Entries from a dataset
_ _ _

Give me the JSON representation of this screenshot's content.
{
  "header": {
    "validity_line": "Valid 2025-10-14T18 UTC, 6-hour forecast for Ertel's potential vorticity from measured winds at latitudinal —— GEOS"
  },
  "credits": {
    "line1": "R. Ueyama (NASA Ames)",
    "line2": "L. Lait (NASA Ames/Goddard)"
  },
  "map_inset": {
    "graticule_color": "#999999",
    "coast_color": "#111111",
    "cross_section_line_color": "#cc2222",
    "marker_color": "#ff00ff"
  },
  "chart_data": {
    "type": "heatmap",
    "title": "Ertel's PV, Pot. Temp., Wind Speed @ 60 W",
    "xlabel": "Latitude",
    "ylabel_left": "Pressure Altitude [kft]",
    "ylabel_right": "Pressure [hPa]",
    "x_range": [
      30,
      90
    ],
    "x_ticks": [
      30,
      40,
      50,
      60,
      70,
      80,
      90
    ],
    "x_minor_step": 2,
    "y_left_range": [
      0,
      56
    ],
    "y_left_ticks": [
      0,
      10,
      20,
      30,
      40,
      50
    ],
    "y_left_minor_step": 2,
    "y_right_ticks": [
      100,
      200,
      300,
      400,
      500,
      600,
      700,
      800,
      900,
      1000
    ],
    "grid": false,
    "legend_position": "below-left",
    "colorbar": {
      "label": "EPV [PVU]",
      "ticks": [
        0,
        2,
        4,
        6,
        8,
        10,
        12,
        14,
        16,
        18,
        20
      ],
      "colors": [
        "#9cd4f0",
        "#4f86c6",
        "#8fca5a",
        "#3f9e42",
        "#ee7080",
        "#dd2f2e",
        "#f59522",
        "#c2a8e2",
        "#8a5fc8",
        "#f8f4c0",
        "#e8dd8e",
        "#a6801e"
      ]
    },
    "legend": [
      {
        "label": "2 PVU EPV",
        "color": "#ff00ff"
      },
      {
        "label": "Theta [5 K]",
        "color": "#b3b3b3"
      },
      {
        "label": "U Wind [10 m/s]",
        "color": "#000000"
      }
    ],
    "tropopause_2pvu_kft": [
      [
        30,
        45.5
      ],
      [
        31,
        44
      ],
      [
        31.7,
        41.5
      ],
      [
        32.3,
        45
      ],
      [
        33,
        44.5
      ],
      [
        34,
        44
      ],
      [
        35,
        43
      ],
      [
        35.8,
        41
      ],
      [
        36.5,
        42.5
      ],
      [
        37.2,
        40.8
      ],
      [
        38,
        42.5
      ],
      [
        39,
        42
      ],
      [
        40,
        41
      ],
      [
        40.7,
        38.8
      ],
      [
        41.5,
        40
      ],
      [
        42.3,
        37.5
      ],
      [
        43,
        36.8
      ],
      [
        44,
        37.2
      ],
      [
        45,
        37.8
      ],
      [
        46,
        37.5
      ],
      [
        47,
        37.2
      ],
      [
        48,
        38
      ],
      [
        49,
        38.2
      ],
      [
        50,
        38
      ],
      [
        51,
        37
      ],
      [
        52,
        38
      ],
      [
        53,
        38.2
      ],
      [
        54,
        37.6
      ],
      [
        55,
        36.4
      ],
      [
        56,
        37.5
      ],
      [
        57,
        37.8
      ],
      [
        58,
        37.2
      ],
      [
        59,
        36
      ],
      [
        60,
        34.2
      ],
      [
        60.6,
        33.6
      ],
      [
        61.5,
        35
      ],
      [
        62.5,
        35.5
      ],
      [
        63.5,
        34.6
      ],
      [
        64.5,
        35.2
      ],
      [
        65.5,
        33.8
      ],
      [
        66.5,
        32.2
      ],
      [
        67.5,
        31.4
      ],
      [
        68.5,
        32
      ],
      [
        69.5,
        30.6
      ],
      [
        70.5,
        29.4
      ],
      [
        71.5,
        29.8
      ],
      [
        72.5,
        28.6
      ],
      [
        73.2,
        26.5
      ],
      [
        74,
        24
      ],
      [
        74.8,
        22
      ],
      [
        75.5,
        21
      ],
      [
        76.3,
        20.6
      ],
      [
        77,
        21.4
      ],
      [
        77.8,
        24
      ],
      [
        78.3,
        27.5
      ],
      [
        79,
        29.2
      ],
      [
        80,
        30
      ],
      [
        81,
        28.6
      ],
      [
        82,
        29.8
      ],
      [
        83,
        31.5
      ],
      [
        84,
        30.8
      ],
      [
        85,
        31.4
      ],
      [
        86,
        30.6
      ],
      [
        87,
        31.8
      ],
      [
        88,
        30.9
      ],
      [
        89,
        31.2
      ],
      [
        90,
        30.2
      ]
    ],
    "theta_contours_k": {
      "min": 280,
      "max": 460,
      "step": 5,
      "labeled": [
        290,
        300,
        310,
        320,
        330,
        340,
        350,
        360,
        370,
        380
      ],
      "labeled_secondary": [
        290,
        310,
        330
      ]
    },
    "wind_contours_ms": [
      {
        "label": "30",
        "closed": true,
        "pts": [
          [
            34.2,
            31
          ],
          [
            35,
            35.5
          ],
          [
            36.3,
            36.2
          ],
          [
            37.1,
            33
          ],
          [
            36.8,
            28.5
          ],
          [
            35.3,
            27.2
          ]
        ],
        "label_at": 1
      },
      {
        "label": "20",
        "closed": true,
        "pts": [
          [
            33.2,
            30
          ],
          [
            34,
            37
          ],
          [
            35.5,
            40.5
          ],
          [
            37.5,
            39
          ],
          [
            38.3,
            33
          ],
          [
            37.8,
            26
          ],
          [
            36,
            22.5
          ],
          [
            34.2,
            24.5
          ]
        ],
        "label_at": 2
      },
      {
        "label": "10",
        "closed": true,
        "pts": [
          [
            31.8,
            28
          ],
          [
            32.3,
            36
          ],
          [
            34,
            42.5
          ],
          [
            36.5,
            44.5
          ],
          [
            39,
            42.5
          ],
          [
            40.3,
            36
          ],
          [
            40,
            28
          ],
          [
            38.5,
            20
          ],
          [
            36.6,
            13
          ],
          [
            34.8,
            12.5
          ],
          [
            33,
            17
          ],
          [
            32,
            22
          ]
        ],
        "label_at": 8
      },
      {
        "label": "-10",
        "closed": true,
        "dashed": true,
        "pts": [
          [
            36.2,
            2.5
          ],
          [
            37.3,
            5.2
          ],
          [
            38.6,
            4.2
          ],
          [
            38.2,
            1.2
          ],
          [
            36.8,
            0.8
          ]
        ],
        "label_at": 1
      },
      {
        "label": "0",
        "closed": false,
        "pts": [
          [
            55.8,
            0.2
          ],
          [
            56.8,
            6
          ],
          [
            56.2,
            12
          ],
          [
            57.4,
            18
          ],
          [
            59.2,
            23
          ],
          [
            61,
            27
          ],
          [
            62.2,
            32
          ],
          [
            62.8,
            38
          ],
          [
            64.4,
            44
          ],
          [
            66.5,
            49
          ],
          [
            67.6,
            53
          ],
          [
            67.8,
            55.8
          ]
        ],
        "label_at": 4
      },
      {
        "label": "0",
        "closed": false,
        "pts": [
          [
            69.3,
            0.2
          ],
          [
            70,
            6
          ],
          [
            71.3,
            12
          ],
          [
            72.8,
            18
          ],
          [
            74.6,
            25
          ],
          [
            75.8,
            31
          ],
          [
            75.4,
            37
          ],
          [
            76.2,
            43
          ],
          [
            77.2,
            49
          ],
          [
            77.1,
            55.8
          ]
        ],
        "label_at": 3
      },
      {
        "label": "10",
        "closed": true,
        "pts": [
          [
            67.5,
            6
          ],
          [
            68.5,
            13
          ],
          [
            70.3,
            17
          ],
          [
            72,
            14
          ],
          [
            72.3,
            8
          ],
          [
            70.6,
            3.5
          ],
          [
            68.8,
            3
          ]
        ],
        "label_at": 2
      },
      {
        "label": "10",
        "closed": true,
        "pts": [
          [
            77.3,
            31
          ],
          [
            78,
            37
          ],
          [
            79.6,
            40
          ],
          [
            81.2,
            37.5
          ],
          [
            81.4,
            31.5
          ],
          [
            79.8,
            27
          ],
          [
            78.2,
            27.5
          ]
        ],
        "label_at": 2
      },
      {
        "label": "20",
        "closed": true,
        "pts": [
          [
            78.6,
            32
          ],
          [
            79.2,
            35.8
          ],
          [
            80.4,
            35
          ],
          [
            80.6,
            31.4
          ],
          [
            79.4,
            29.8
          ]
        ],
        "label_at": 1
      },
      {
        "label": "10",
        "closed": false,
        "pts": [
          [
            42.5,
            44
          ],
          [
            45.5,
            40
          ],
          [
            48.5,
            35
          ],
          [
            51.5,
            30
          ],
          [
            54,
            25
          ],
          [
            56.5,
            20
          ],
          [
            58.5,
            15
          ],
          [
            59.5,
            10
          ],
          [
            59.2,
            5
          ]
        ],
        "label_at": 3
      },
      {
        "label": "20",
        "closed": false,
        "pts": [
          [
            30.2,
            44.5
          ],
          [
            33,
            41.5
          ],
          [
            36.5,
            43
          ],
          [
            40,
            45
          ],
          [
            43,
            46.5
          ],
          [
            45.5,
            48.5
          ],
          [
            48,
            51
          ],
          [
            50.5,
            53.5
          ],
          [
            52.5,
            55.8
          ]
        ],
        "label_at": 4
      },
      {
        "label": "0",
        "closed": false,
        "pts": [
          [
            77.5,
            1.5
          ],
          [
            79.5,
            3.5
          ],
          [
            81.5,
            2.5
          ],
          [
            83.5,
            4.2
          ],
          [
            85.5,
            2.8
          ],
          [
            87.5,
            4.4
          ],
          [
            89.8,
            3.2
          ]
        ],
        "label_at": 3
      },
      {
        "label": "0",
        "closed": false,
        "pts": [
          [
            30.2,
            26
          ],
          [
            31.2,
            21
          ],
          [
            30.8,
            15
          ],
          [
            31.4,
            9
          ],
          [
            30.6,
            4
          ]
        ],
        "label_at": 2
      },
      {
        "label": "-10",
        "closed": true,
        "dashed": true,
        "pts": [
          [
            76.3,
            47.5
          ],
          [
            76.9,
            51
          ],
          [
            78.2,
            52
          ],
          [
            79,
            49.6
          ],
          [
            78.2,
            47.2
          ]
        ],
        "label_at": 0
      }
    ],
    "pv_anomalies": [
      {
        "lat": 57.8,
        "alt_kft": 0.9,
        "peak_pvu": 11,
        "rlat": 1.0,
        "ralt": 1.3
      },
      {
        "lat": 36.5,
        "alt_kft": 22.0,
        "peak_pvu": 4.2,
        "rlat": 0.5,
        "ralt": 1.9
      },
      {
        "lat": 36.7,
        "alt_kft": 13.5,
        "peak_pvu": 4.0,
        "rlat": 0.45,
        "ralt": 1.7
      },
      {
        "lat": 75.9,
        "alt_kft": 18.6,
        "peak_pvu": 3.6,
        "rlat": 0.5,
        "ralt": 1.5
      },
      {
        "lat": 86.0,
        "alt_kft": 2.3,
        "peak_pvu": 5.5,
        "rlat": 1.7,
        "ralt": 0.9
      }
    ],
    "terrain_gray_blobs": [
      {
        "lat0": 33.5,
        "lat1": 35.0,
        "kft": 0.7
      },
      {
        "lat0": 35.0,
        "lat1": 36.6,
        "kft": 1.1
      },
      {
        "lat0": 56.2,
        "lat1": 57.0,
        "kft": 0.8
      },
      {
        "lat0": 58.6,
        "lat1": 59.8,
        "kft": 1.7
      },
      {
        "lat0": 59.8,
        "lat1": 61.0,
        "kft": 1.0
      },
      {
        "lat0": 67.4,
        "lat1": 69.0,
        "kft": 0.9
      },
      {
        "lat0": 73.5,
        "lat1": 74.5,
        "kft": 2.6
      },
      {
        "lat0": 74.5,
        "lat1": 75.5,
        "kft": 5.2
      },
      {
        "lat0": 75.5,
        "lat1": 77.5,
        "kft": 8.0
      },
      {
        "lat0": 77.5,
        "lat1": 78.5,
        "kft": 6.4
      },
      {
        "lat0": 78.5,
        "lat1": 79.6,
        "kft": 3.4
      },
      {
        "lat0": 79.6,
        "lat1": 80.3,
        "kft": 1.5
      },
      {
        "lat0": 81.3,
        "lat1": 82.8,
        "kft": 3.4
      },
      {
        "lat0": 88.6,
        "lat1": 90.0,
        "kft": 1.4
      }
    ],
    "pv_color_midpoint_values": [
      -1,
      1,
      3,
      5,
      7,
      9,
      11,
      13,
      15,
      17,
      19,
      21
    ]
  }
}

_ _ _

> **Problem requirements**
From the records above, pick out and copy each line holding the word "NASA".

> **Worked solution**
    "line1": "R. Ueyama (NASA Ames)",
    "line2": "L. Lait (NASA Ames/Goddard)"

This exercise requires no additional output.